* [Task details] Find every line below that contains the word "JSON" and copy it out.

[Dataset rows about figures]
┄┄┄┄┄┄┄┄┄┄┄┄┄┄┄┄┄┄┄┄
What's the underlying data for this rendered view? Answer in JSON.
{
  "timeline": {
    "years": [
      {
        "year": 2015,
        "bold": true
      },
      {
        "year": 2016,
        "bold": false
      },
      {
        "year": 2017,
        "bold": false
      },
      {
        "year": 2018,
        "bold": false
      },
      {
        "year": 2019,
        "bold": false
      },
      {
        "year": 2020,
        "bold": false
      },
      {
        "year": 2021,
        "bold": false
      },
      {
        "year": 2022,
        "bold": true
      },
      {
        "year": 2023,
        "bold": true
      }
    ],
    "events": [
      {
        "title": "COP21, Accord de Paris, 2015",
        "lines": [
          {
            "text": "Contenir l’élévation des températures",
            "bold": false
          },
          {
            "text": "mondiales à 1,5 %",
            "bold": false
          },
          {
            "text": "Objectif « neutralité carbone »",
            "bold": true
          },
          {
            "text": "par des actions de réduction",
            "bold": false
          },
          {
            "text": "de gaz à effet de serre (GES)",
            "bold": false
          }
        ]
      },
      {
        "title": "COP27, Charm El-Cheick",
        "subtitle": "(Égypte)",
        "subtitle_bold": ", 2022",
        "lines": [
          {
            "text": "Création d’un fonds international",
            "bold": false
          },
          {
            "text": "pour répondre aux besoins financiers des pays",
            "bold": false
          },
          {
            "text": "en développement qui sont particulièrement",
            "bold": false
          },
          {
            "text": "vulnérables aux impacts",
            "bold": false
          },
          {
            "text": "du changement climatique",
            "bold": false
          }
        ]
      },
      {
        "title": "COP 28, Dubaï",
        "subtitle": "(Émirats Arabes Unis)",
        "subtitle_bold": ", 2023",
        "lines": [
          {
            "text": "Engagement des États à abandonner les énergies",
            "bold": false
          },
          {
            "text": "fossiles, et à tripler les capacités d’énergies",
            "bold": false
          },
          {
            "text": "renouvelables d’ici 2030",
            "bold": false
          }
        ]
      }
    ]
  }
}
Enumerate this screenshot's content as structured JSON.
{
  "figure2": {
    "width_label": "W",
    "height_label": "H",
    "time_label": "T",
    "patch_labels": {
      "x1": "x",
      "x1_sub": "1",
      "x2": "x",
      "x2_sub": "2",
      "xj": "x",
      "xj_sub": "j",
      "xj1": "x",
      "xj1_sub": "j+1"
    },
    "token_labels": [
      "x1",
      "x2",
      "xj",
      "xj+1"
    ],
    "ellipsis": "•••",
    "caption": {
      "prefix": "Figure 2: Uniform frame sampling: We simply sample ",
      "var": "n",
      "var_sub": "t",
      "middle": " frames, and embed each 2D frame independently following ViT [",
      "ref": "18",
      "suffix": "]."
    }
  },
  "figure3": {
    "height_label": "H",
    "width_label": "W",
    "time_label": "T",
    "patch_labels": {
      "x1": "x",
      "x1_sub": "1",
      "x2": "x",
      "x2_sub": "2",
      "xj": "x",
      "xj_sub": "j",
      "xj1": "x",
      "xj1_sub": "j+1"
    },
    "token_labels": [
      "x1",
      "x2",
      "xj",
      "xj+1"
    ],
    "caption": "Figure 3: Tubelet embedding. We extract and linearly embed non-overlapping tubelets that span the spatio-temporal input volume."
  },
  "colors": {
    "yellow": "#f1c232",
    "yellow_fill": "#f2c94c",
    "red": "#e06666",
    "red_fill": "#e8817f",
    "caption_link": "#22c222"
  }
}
┄┄┄┄┄┄┄┄┄┄┄┄┄┄┄┄┄┄┄┄
* [Written response]
What's the underlying data for this rendered view? Answer in JSON.
Enumerate this screenshot's content as structured JSON.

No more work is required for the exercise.